[Exercise aim]
Filter the records below and copy every line containing the word "ссылке".

[Saved entries]
>>>
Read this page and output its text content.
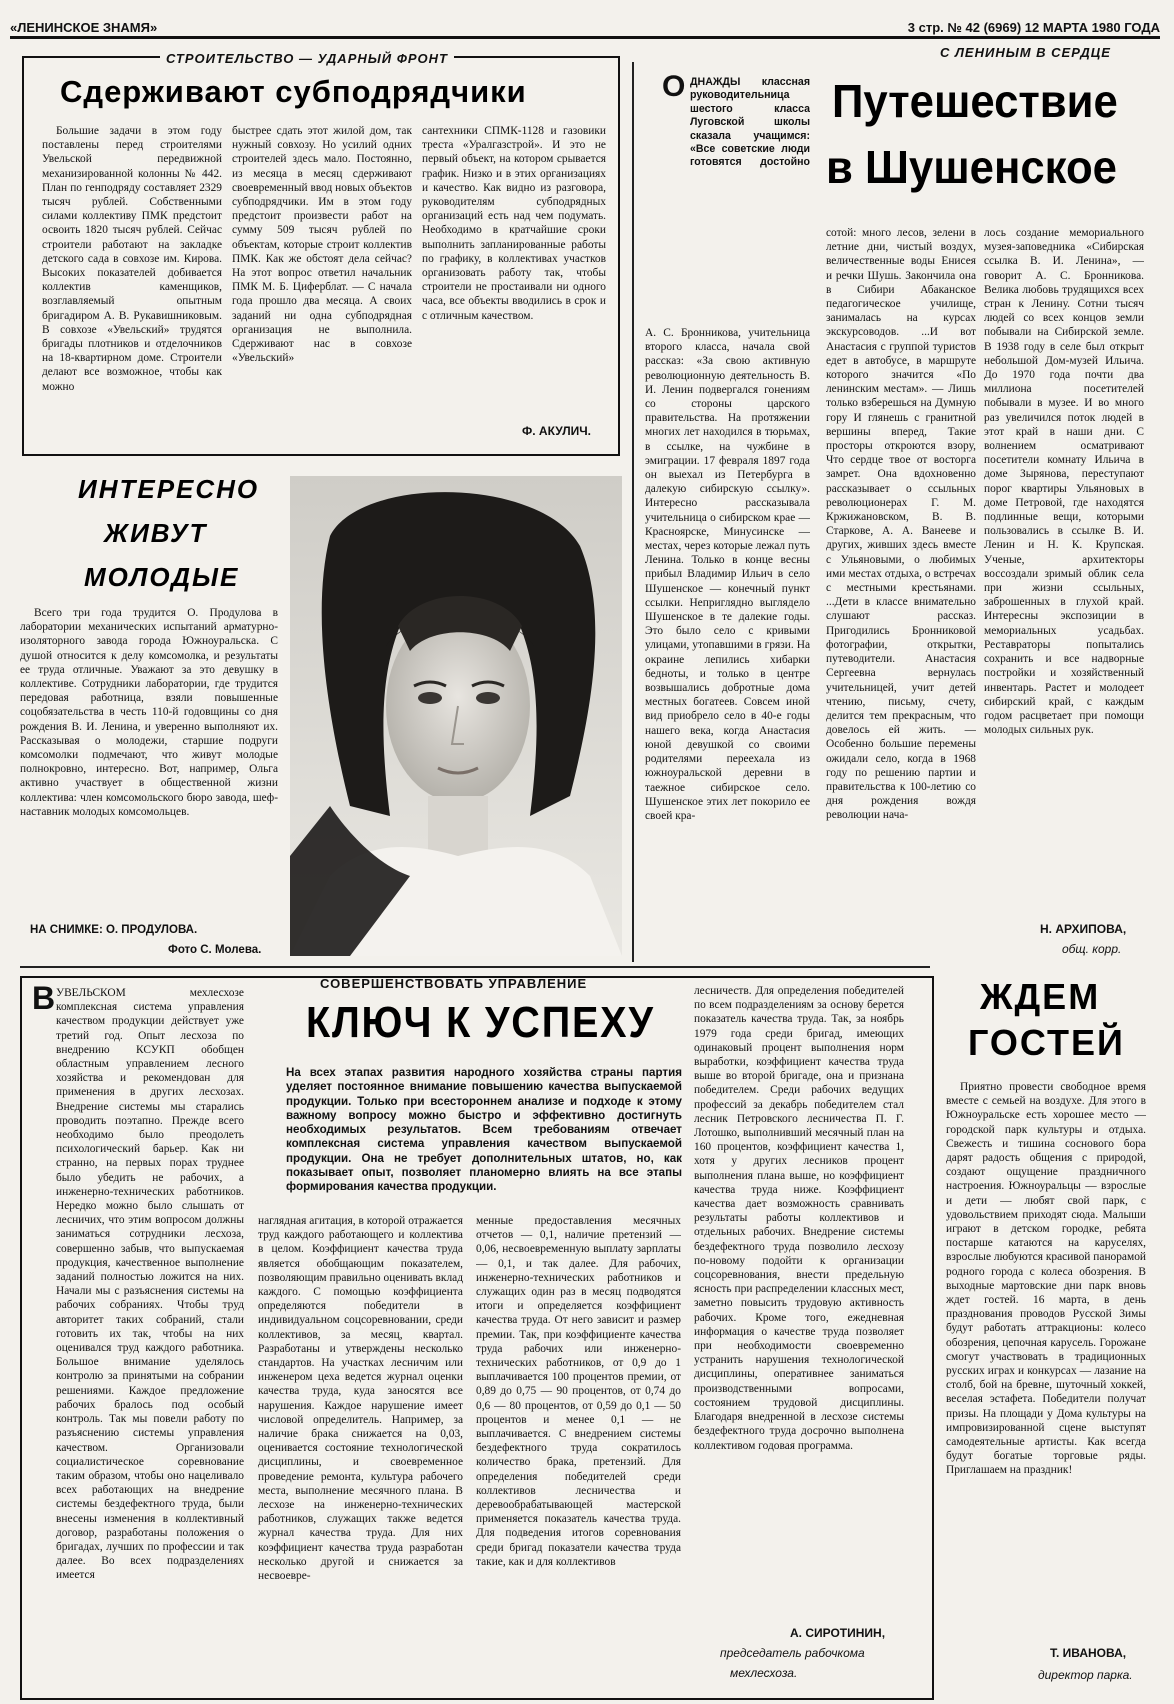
«ЛЕНИНСКОЕ ЗНАМЯ»	3 стр. № 42 (6969) 12 МАРТА 1980 ГОДА
СТРОИТЕЛЬСТВО — УДАРНЫЙ ФРОНТ
Сдерживают субподрядчики
Большие задачи в этом году поставлены перед строителями Увельской передвижной механизированной колонны № 442. План по генподряду составляет 2329 тысяч рублей. Собственными силами коллективу ПМК предстоит освоить 1820 тысяч рублей. Сейчас строители работают на закладке детского сада в совхозе им. Кирова. Высоких показателей добивается коллектив каменщиков, возглавляемый опытным бригадиром А. В. Рукавишниковым. В совхозе «Увельский» трудятся бригады плотников и отделочников на 18-квартирном доме. Строители делают все возможное, чтобы как можно
быстрее сдать этот жилой дом, так нужный совхозу. Но усилий одних строителей здесь мало. Постоянно, из месяца в месяц сдерживают своевременный ввод новых объектов субподрядчики. Им в этом году предстоит произвести работ на сумму 509 тысяч рублей по объектам, которые строит коллектив ПМК. Как же обстоят дела сейчас? На этот вопрос ответил начальник ПМК М. Б. Циферблат. — С начала года прошло два месяца. А своих заданий ни одна субподрядная организация не выполнила. Сдерживают нас в совхозе «Увельский»
сантехники СПМК-1128 и газовики треста «Уралгазстрой». И это не первый объект, на котором срывается график. Низко и в этих организациях и качество. Как видно из разговора, руководителям субподрядных организаций есть над чем подумать. Необходимо в кратчайшие сроки выполнить запланированные работы по графику, в коллективах участков организовать работу так, чтобы строители не простаивали ни одного часа, все объекты вводились в срок и с отличным качеством.
Ф. АКУЛИЧ.
С ЛЕНИНЫМ В СЕРДЦЕ
О ДНАЖДЫ классная руководительница шестого класса Луговской школы сказала учащимся: «Все советские люди готовятся достойно
Путешествие
в Шушенское
А. С. Бронникова, учительница второго класса, начала свой рассказ: «За свою активную революционную деятельность В. И. Ленин подвергался гонениям со стороны царского правительства. На протяжении многих лет находился в тюрьмах, в ссылке, на чужбине в эмиграции. 17 февраля 1897 года он выехал из Петербурга в далекую сибирскую ссылку». Интересно рассказывала учительница о сибирском крае — Красноярске, Минусинске — местах, через которые лежал путь Ленина. Только в конце весны прибыл Владимир Ильич в село Шушенское — конечный пункт ссылки. Неприглядно выглядело Шушенское в те далекие годы. Это было село с кривыми улицами, утопавшими в грязи. На окраине лепились хибарки бедноты, и только в центре возвышались добротные дома местных богатеев. Совсем иной вид приобрело село в 40-е годы нашего века, когда Анастасия юной девушкой со своими родителями переехала из южноуральской деревни в таежное сибирское село. Шушенское этих лет покорило ее своей кра-
сотой: много лесов, зелени в летние дни, чистый воздух, величественные воды Енисея и речки Шушь. Закончила она в Сибири Абаканское педагогическое училище, занималась на курсах экскурсоводов. ...И вот Анастасия с группой туристов едет в автобусе, в маршруте которого значится «По ленинским местам». — Лишь только взберешься на Думную гору И глянешь с гранитной вершины вперед, Такие просторы откроются взору, Что сердце твое от восторга замрет. Она вдохновенно рассказывает о ссыльных революционерах Г. М. Кржижановском, В. В. Старкове, А. А. Ванееве и других, живших здесь вместе с Ульяновыми, о любимых ими местах отдыха, о встречах с местными крестьянами. ...Дети в классе внимательно слушают рассказ. Пригодились Бронниковой фотографии, открытки, путеводители. Анастасия Сергеевна вернулась учительницей, учит детей чтению, письму, счету, делится тем прекрасным, что довелось ей жить. — Особенно большие перемены ожидали село, когда в 1968 году по решению партии и правительства к 100-летию со дня рождения вождя революции нача-
лось создание мемориального музея-заповедника «Сибирская ссылка В. И. Ленина», — говорит А. С. Бронникова. Велика любовь трудящихся всех стран к Ленину. Сотни тысяч людей со всех концов земли побывали на Сибирской земле. В 1938 году в селе был открыт небольшой Дом-музей Ильича. До 1970 года почти два миллиона посетителей побывали в музее. И во много раз увеличился поток людей в этот край в наши дни. С волнением осматривают посетители комнату Ильича в доме Зырянова, переступают порог квартиры Ульяновых в доме Петровой, где находятся подлинные вещи, которыми пользовались в ссылке В. И. Ленин и Н. К. Крупская. Ученые, архитекторы воссоздали зримый облик села при жизни ссыльных, заброшенных в глухой край. Интересны экспозиции в мемориальных усадьбах. Реставраторы попытались сохранить и все надворные постройки и хозяйственный инвентарь. Растет и молодеет сибирский край, с каждым годом расцветает при помощи молодых сильных рук.
Н. АРХИПОВА,
общ. корр.
ИНТЕРЕСНО
ЖИВУТ
МОЛОДЫЕ
Всего три года трудится О. Продулова в лаборатории механических испытаний арматурно-изоляторного завода города Южноуральска. С душой относится к делу комсомолка, и результаты ее труда отличные. Уважают за это девушку в коллективе. Сотрудники лаборатории, где трудится передовая работница, взяли повышенные соцобязательства в честь 110-й годовщины со дня рождения В. И. Ленина, и уверенно выполняют их. Рассказывая о молодежи, старшие подруги комсомолки подмечают, что живут молодые полнокровно, интересно. Вот, например, Ольга активно участвует в общественной жизни коллектива: член комсомольского бюро завода, шеф-наставник молодых комсомольцев.
НА СНИМКЕ: О. ПРОДУЛОВА.
Фото С. Молева.
В УВЕЛЬСКОМ мехлесхозе комплексная система управления качеством продукции действует уже третий год. Опыт лесхоза по внедрению КСУКП обобщен областным управлением лесного хозяйства и рекомендован для применения в других лесхозах. Внедрение системы мы старались проводить поэтапно. Прежде всего необходимо было преодолеть психологический барьер. Как ни странно, на первых порах труднее было убедить не рабочих, а инженерно-технических работников. Нередко можно было слышать от лесничих, что этим вопросом должны заниматься сотрудники лесхоза, совершенно забыв, что выпускаемая продукция, качественное выполнение заданий полностью ложится на них. Начали мы с разъяснения системы на рабочих собраниях. Чтобы труд авторитет таких собраний, стали готовить их так, чтобы на них оценивался труд каждого работника. Большое внимание уделялось контролю за принятыми на собрании решениями. Каждое предложение рабочих бралось под особый контроль. Так мы повели работу по разъяснению системы управления качеством. Организовали социалистическое соревнование таким образом, чтобы оно нацеливало всех работающих на внедрение системы бездефектного труда, были внесены изменения в коллективный договор, разработаны положения о бригадах, лучших по профессии и так далее. Во всех подразделениях имеется
СОВЕРШЕНСТВОВАТЬ УПРАВЛЕНИЕ
КЛЮЧ К УСПЕХУ
На всех этапах развития народного хозяйства страны партия уделяет постоянное внимание повышению качества выпускаемой продукции. Только при всестороннем анализе и подходе к этому важному вопросу можно быстро и эффективно достигнуть необходимых результатов. Всем требованиям отвечает комплексная система управления качеством выпускаемой продукции. Она не требует дополнительных штатов, но, как показывает опыт, позволяет планомерно влиять на все этапы формирования качества продукции.
наглядная агитация, в которой отражается труд каждого работающего и коллектива в целом. Коэффициент качества труда является обобщающим показателем, позволяющим правильно оценивать вклад каждого. С помощью коэффициента определяются победители в индивидуальном соцсоревновании, среди коллективов, за месяц, квартал. Разработаны и утверждены несколько стандартов. На участках лесничим или инженером цеха ведется журнал оценки качества труда, куда заносятся все нарушения. Каждое нарушение имеет числовой определитель. Например, за наличие брака снижается на 0,03, оценивается состояние технологической дисциплины, и своевременное проведение ремонта, культура рабочего места, выполнение месячного плана. В лесхозе на инженерно-технических работников, служащих также ведется журнал качества труда. Для них коэффициент качества труда разработан несколько другой и снижается за несвоевре-
менные предоставления месячных отчетов — 0,1, наличие претензий — 0,06, несвоевременную выплату зарплаты — 0,1, и так далее. Для рабочих, инженерно-технических работников и служащих один раз в месяц подводятся итоги и определяется коэффициент качества труда. От него зависит и размер премии. Так, при коэффициенте качества труда рабочих или инженерно-технических работников, от 0,9 до 1 выплачивается 100 процентов премии, от 0,89 до 0,75 — 90 процентов, от 0,74 до 0,6 — 80 процентов, от 0,59 до 0,1 — 50 процентов и менее 0,1 — не выплачивается. С внедрением системы бездефектного труда сократилось количество брака, претензий. Для определения победителей среди коллективов лесничества и деревообрабатывающей мастерской применяется показатель качества труда. Для подведения итогов соревнования среди бригад показатели качества труда такие, как и для коллективов
лесничеств. Для определения победителей по всем подразделениям за основу берется показатель качества труда. Так, за ноябрь 1979 года среди бригад, имеющих одинаковый процент выполнения норм выработки, коэффициент качества труда выше во второй бригаде, она и признана победителем. Среди рабочих ведущих профессий за декабрь победителем стал лесник Петровского лесничества П. Г. Лотошко, выполнивший месячный план на 160 процентов, коэффициент качества 1, хотя у других лесников процент выполнения плана выше, но коэффициент качества труда ниже. Коэффициент качества дает возможность сравнивать результаты работы коллективов и отдельных рабочих. Внедрение системы бездефектного труда позволило лесхозу по-новому подойти к организации соцсоревнования, внести предельную ясность при распределении классных мест, заметно повысить трудовую активность рабочих. Кроме того, ежедневная информация о качестве труда позволяет при необходимости своевременно устранить нарушения технологической дисциплины, оперативнее заниматься производственными вопросами, состоянием трудовой дисциплины. Благодаря внедренной в лесхозе системы бездефектного труда досрочно выполнена коллективом годовая программа.
А. СИРОТИНИН,
председатель рабочкома
мехлесхоза.
ЖДЕМ
ГОСТЕЙ
Приятно провести свободное время вместе с семьей на воздухе. Для этого в Южноуральске есть хорошее место — городской парк культуры и отдыха. Свежесть и тишина соснового бора дарят радость общения с природой, создают ощущение праздничного настроения. Южноуральцы — взрослые и дети — любят свой парк, с удовольствием приходят сюда. Малыши играют в детском городке, ребята постарше катаются на каруселях, взрослые любуются красивой панорамой родного города с колеса обозрения. В выходные мартовские дни парк вновь ждет гостей. 16 марта, в день празднования проводов Русской Зимы будут работать аттракционы: колесо обозрения, цепочная карусель. Горожане смогут участвовать в традиционных русских играх и конкурсах — лазание на столб, бой на бревне, шуточный хоккей, веселая эстафета. Победители получат призы. На площади у Дома культуры на импровизированной сцене выступят самодеятельные артисты. Как всегда будут богатые торговые ряды. Приглашаем на праздник!
Т. ИВАНОВА,
директор парка.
<<<
[Full answer]
А. С. Бронникова, учительница второго класса, начала свой рассказ: «За свою активную революционную деятельность В. И. Ленин подвергался гонениям со стороны царского правительства. На протяжении многих лет находился в тюрьмах, в ссылке, на чужбине в эмиграции. 17 февраля 1897 года он выехал из Петербурга в далекую сибирскую ссылку». Интересно рассказывала учительница о сибирском крае — Красноярске, Минусинске — местах, через которые лежал путь Ленина. Только в конце весны прибыл Владимир Ильич в село Шушенское — конечный пункт ссылки. Неприглядно выглядело Шушенское в те далекие годы. Это было село с кривыми улицами, утопавшими в грязи. На окраине лепились хибарки бедноты, и только в центре возвышались добротные дома местных богатеев. Совсем иной вид приобрело село в 40-е годы нашего века, когда Анастасия юной девушкой со своими родителями переехала из южноуральской деревни в таежное сибирское село. Шушенское этих лет покорило ее своей кра-
лось создание мемориального музея-заповедника «Сибирская ссылка В. И. Ленина», — говорит А. С. Бронникова. Велика любовь трудящихся всех стран к Ленину. Сотни тысяч людей со всех концов земли побывали на Сибирской земле. В 1938 году в селе был открыт небольшой Дом-музей Ильича. До 1970 года почти два миллиона посетителей побывали в музее. И во много раз увеличился поток людей в этот край в наши дни. С волнением осматривают посетители комнату Ильича в доме Зырянова, переступают порог квартиры Ульяновых в доме Петровой, где находятся подлинные вещи, которыми пользовались в ссылке В. И. Ленин и Н. К. Крупская. Ученые, архитекторы воссоздали зримый облик села при жизни ссыльных, заброшенных в глухой край. Интересны экспозиции в мемориальных усадьбах. Реставраторы попытались сохранить и все надворные постройки и хозяйственный инвентарь. Растет и молодеет сибирский край, с каждым годом расцветает при помощи молодых сильных рук.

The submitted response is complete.